What is being asked:
State how many lines in the entries below contain the string "area", and give only the number.

Supplied records:
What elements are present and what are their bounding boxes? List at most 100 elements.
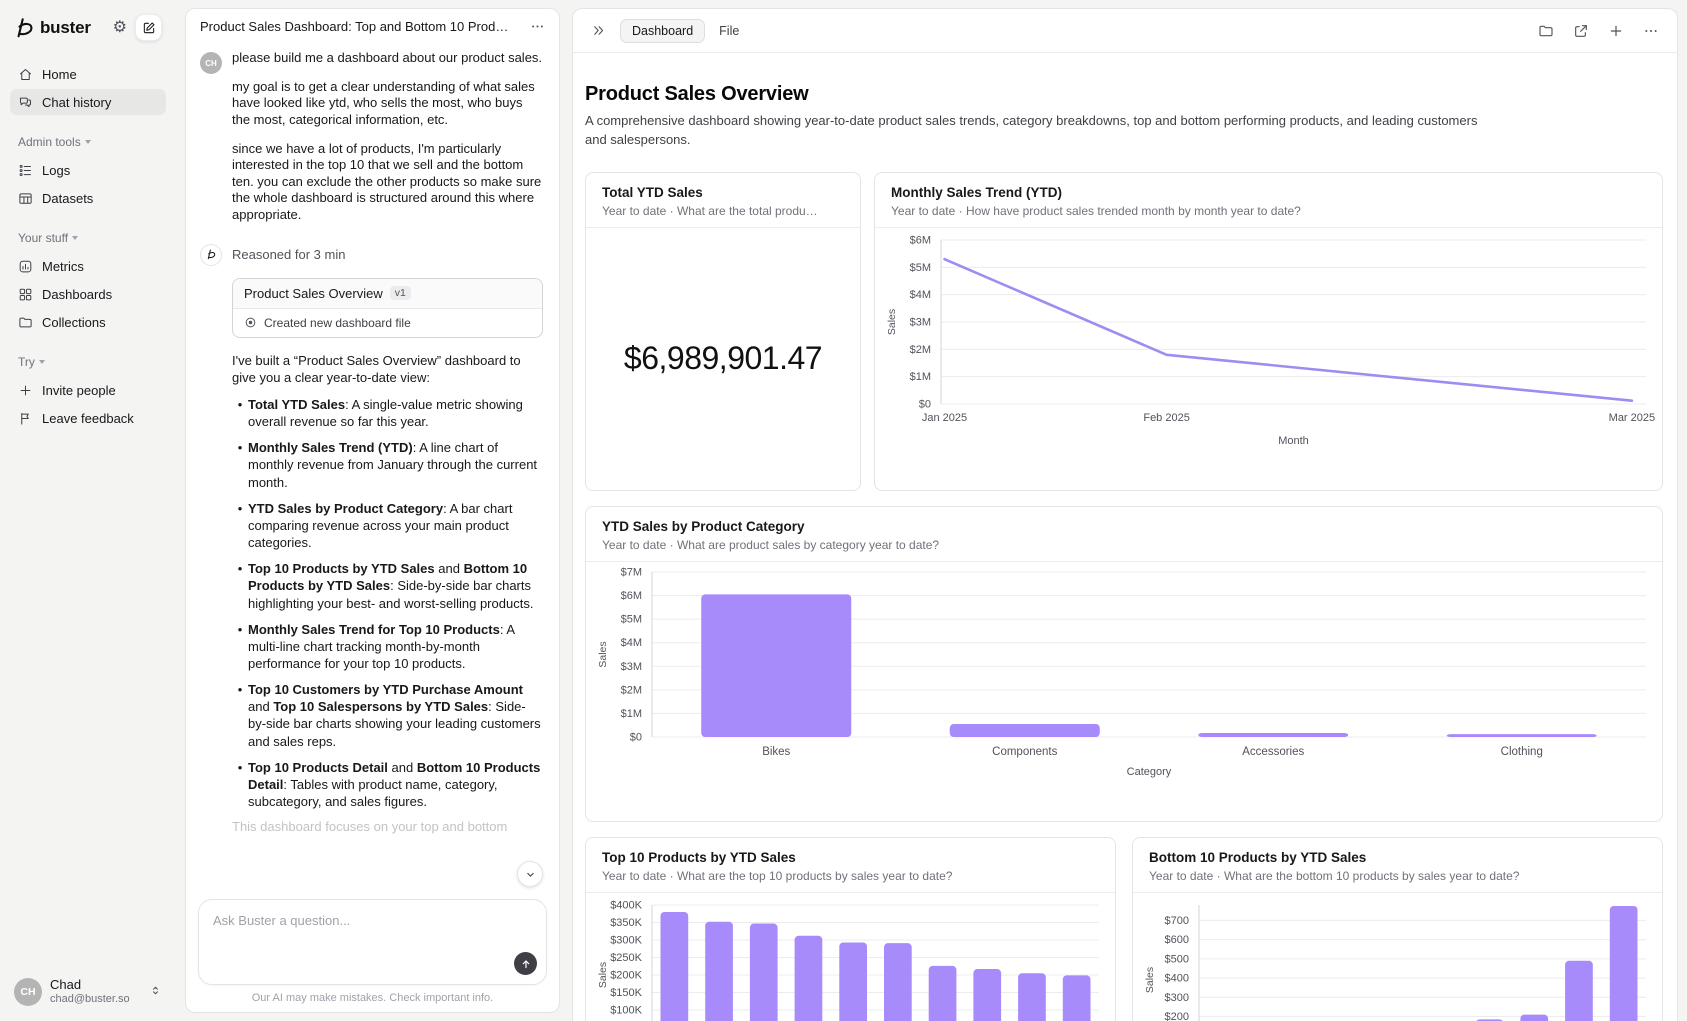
svg-text:$350K: $350K: [610, 917, 642, 929]
svg-text:Jan 2025: Jan 2025: [922, 412, 967, 424]
total-ytd-sales-card: Total YTD Sales Year to date · What are …: [585, 171, 861, 491]
svg-text:$700: $700: [1165, 915, 1189, 927]
message-paragraph: please build me a dashboard about our pr…: [232, 50, 543, 65]
chat-menu-button[interactable]: [530, 19, 545, 34]
main-toolbar: Dashboard File: [573, 9, 1677, 53]
total-ytd-sales-value: $6,989,901.47: [623, 340, 823, 377]
sidebar-item-label: Chat history: [42, 94, 112, 110]
card-subtitle: Year to date · What are product sales by…: [602, 538, 940, 553]
sidebar-item-home[interactable]: Home: [10, 61, 166, 87]
add-icon[interactable]: [1608, 23, 1624, 39]
sidebar-item-collections[interactable]: Collections: [10, 309, 166, 335]
more-options-icon[interactable]: [1643, 23, 1659, 39]
arrow-up-icon: [522, 959, 529, 968]
scroll-fade: [186, 847, 559, 893]
settings-gear-icon[interactable]: ⚙: [112, 18, 127, 36]
chat-bullet-item: • Monthly Sales Trend (YTD): A line chart…: [237, 440, 538, 490]
sidebar-item-chat-history[interactable]: Chat history: [10, 89, 166, 115]
svg-text:$2M: $2M: [910, 344, 931, 356]
sidebar-item-dashboards[interactable]: Dashboards: [10, 281, 166, 307]
new-chat-button[interactable]: [135, 14, 162, 41]
sidebar-item-datasets[interactable]: Datasets: [10, 185, 166, 211]
ytd-sales-by-category-card: YTD Sales by Product Category Year to da…: [585, 505, 1663, 822]
main-panel: Dashboard File Product Sales Overview A …: [572, 8, 1678, 1021]
logo-text: buster: [40, 17, 91, 37]
chat-panel: Product Sales Dashboard: Top and Bottom …: [185, 8, 560, 1013]
chat-bullet-item: • Top 10 Customers by YTD Purchase Amount…: [237, 682, 541, 749]
assistant-fading-text: This dashboard focuses on your top and b…: [232, 819, 508, 835]
chat-scroll-area[interactable]: CH please build me a dashboard about our…: [186, 42, 559, 893]
message-paragraph: since we have a lot of products, I'm par…: [232, 140, 542, 223]
sidebar-item-label: Invite people: [42, 382, 116, 398]
dashboard-file-card[interactable]: Product Sales Overview v1 Created new da…: [232, 277, 543, 338]
home-icon: [18, 67, 33, 82]
sidebar: buster ⚙ Home Chat history Admin tools Log…: [0, 0, 176, 1021]
svg-text:$200K: $200K: [610, 970, 642, 982]
section-header[interactable]: Admin tools: [10, 135, 166, 149]
svg-text:Bikes: Bikes: [762, 746, 790, 758]
svg-text:$200: $200: [1165, 1011, 1189, 1021]
svg-text:$100K: $100K: [610, 1005, 642, 1017]
svg-text:$2M: $2M: [621, 685, 642, 697]
monthly-sales-trend-card: Monthly Sales Trend (YTD) Year to date ·…: [874, 171, 1663, 491]
sidebar-item-label: Leave feedback: [42, 410, 134, 426]
svg-text:Feb 2025: Feb 2025: [1143, 412, 1189, 424]
svg-text:Sales: Sales: [597, 642, 609, 668]
section-header[interactable]: Try: [10, 355, 166, 369]
version-badge: v1: [389, 286, 411, 301]
reasoning-row[interactable]: Reasoned for 3 min: [200, 243, 543, 266]
collapse-sidebar-icon[interactable]: [591, 23, 606, 38]
svg-text:Mar 2025: Mar 2025: [1609, 412, 1655, 424]
chat-bullet-item: • Top 10 Products Detail and Bottom 10 Pr…: [237, 759, 541, 810]
scroll-to-bottom-button[interactable]: [517, 861, 543, 887]
user-name: Chad: [50, 977, 82, 992]
svg-text:$7M: $7M: [621, 567, 642, 579]
tab-file[interactable]: File: [719, 23, 740, 38]
sidebar-item-logs[interactable]: Logs: [10, 157, 166, 183]
message-paragraph: my goal is to get a clear understanding …: [232, 78, 535, 127]
datasets-icon: [18, 191, 33, 206]
share-icon[interactable]: [1573, 23, 1589, 39]
logs-icon: [18, 163, 33, 178]
reasoning-label: Reasoned for 3 min: [232, 247, 346, 263]
sidebar-item-label: Logs: [42, 162, 71, 178]
svg-text:$6M: $6M: [621, 590, 642, 602]
folder-icon[interactable]: [1538, 23, 1554, 39]
sidebar-top: buster ⚙ Home Chat history Admin tools Log…: [10, 10, 166, 433]
chevron-up-down-icon: [149, 984, 162, 1000]
svg-text:$300: $300: [1165, 992, 1189, 1004]
sidebar-section-admin-tools: Admin tools Logs Datasets: [10, 135, 166, 211]
avatar: CH: [14, 978, 42, 1006]
chat-input[interactable]: Ask Buster a question...: [198, 899, 547, 985]
sidebar-item-leave-feedback[interactable]: Leave feedback: [10, 405, 166, 431]
svg-text:Sales: Sales: [886, 309, 898, 335]
buster-logo-icon: [200, 243, 222, 266]
sidebar-item-label: Metrics: [42, 258, 84, 274]
dashboards-icon: [18, 287, 33, 302]
caret-down-icon: [72, 236, 79, 240]
assistant-bullet-list: • Total YTD Sales: A single-value metric …: [232, 396, 543, 810]
user-message: CH please build me a dashboard about our…: [200, 50, 543, 236]
sidebar-section-your-stuff: Your stuff Metrics Dashboards Collections: [10, 231, 166, 335]
card-title: YTD Sales by Product Category: [602, 518, 805, 534]
dashboard-scroll-area[interactable]: Product Sales Overview A comprehensive d…: [573, 53, 1677, 1021]
svg-text:Components: Components: [992, 746, 1057, 758]
svg-text:$0: $0: [630, 732, 642, 744]
chat-input-placeholder: Ask Buster a question...: [213, 913, 351, 928]
svg-text:$150K: $150K: [610, 987, 642, 999]
sidebar-item-metrics[interactable]: Metrics: [10, 253, 166, 279]
svg-text:$600: $600: [1165, 934, 1189, 946]
card-title: Monthly Sales Trend (YTD): [891, 184, 1063, 200]
ellipsis-icon: [532, 25, 543, 28]
send-button[interactable]: [514, 952, 537, 975]
svg-text:Sales: Sales: [1144, 967, 1156, 993]
sidebar-sections: Admin tools Logs Datasets Your stuff Metrics…: [10, 135, 166, 431]
chat-bullet-item: • Monthly Sales Trend for Top 10 Products…: [237, 621, 515, 671]
page-title: Product Sales Overview: [585, 83, 809, 105]
chat-title: Product Sales Dashboard: Top and Bottom …: [200, 19, 515, 34]
section-header[interactable]: Your stuff: [10, 231, 166, 245]
user-menu[interactable]: CH Chad chad@buster.so: [10, 971, 166, 1013]
tab-dashboard[interactable]: Dashboard: [620, 18, 706, 43]
svg-text:Month: Month: [1278, 435, 1309, 447]
sidebar-item-invite-people[interactable]: Invite people: [10, 377, 166, 403]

Output of the task:
2